▶ [What to work on]: Copy each line in which the string "this" occurs.

▶ [Records for the exercise]:
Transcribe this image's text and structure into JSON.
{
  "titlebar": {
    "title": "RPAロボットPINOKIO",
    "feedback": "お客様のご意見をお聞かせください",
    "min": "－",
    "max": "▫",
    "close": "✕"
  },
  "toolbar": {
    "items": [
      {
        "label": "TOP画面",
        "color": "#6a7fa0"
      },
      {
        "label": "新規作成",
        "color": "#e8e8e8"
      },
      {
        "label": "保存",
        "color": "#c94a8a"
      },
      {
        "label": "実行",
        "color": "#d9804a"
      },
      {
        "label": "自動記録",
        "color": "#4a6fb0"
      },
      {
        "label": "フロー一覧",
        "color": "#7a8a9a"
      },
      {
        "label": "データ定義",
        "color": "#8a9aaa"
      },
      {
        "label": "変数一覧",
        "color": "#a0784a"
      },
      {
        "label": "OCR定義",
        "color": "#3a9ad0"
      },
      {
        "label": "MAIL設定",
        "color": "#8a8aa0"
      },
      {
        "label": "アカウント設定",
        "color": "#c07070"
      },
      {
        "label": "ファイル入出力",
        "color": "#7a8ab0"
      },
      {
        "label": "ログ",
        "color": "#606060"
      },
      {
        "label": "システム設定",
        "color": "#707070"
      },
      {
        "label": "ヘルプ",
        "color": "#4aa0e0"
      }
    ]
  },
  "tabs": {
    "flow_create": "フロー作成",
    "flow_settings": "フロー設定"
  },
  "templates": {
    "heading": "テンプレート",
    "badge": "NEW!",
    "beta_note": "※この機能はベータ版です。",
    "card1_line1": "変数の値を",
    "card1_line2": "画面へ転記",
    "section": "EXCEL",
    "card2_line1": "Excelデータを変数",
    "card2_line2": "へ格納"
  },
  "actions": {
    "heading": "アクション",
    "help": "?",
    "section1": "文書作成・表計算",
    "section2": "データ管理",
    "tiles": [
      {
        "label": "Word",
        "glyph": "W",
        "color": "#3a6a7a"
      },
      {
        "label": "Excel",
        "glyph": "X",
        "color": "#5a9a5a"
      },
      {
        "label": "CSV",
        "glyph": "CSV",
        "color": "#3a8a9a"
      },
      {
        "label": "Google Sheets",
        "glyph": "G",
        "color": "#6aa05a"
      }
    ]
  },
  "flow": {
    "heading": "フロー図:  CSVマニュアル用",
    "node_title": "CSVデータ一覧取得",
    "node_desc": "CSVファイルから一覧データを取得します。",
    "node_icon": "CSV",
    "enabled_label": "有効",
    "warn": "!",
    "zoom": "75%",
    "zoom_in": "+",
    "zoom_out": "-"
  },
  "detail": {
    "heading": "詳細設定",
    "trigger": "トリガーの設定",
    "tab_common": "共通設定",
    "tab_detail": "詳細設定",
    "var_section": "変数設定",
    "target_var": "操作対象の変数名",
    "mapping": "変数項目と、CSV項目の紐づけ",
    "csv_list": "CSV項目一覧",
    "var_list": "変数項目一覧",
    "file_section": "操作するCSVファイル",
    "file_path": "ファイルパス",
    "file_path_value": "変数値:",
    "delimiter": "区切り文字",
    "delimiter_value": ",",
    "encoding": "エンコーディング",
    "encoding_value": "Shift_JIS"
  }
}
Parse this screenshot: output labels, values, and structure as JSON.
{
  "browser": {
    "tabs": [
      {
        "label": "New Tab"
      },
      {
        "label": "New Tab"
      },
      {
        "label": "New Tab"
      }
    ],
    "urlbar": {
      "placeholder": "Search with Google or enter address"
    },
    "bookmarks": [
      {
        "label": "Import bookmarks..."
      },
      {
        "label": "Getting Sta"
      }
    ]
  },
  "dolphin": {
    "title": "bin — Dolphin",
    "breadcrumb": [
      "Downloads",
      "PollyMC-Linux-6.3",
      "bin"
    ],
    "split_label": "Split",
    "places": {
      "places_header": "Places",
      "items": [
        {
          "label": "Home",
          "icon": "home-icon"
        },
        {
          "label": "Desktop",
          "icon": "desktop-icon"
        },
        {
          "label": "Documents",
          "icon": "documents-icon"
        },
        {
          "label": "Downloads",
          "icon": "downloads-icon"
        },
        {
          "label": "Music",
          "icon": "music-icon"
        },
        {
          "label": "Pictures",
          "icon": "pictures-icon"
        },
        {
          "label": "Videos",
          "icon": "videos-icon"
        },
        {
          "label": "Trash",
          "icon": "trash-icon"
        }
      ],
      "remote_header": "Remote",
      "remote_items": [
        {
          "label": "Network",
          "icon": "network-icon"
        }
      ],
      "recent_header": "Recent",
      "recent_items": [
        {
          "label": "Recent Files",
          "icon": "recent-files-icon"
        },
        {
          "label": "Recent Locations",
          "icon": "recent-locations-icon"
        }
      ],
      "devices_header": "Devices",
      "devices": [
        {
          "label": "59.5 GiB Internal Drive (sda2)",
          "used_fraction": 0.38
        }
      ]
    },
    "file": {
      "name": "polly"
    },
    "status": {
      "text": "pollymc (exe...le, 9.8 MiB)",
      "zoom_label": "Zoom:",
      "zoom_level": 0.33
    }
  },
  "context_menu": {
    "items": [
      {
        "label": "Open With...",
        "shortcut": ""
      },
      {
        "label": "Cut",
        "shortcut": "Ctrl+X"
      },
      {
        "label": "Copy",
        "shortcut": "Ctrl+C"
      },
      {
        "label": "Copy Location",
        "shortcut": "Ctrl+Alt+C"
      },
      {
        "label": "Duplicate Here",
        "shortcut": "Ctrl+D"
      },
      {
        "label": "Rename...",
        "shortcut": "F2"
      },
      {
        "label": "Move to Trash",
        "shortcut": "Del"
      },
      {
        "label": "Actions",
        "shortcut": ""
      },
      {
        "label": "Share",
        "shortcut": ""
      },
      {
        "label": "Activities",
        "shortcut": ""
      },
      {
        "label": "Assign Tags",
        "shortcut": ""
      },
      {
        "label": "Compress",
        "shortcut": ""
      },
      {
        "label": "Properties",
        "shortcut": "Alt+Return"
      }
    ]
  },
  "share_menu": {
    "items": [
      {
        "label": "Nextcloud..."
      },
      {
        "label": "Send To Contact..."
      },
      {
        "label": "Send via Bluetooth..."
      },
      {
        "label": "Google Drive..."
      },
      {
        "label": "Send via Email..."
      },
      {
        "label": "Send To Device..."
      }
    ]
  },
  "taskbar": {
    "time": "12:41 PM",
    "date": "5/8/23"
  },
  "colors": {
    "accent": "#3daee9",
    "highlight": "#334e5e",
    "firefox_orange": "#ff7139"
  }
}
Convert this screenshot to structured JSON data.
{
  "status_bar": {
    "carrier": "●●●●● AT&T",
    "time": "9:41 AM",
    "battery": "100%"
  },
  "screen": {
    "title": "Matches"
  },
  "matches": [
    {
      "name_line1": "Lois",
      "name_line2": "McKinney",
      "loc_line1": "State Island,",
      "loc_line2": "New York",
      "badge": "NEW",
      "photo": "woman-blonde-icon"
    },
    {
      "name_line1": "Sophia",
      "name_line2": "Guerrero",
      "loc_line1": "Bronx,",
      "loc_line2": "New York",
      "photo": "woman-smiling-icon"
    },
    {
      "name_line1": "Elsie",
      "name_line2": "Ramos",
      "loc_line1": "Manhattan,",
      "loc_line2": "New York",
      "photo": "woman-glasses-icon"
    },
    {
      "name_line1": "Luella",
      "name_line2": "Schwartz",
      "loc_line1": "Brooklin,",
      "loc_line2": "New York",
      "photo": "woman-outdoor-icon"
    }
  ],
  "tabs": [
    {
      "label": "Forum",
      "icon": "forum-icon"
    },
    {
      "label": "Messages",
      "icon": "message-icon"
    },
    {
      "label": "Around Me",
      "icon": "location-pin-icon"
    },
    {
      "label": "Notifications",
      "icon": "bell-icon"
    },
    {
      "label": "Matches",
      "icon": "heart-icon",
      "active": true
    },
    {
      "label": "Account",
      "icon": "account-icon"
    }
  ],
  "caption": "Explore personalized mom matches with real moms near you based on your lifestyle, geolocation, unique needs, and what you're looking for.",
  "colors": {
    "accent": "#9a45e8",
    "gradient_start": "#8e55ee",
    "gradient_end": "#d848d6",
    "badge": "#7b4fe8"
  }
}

▶ [Result]:
Transcribe this image's text and structure into JSON.
Parse this screenshot: output labels, values, and structure as JSON.
Convert this screenshot to structured JSON data.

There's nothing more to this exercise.